[Items from a figure collection]
--*--

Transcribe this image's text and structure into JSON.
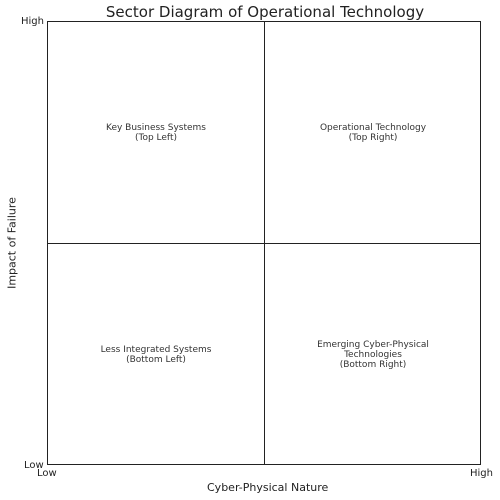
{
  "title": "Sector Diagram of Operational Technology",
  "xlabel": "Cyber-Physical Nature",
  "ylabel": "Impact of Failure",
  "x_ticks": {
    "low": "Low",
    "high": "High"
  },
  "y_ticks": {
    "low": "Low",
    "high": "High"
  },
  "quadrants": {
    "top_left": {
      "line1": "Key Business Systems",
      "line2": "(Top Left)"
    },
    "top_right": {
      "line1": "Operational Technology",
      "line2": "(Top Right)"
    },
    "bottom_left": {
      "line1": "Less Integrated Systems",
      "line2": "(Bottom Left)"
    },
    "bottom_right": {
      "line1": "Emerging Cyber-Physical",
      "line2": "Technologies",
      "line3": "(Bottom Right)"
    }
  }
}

--*--

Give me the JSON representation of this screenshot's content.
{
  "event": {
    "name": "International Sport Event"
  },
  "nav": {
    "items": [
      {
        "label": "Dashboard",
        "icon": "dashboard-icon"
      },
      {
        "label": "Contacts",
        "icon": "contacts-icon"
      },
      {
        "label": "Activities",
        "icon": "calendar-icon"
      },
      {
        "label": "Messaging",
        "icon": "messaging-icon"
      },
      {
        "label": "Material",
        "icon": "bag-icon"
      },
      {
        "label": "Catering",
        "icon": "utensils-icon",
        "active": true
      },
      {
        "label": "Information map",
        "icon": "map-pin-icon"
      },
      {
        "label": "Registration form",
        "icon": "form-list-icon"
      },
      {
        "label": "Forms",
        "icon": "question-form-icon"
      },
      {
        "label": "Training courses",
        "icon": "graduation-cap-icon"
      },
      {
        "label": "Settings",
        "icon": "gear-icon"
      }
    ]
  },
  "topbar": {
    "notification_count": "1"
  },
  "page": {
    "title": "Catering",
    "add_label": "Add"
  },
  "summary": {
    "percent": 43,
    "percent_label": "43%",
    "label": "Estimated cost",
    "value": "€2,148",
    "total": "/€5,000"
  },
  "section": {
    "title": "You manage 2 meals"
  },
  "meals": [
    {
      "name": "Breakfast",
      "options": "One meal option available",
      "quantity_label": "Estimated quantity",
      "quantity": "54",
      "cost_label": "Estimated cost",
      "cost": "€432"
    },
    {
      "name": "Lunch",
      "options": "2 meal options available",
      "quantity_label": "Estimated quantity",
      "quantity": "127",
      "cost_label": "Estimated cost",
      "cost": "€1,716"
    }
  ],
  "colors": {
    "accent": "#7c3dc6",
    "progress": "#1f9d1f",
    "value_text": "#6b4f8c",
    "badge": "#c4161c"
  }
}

--*--

_Work to be completed_.
Pull every line containing the word "Technology" out of the material and copy it.

_Exercise answer_.
  "title": "Sector Diagram of Operational Technology",
      "line1": "Operational Technology",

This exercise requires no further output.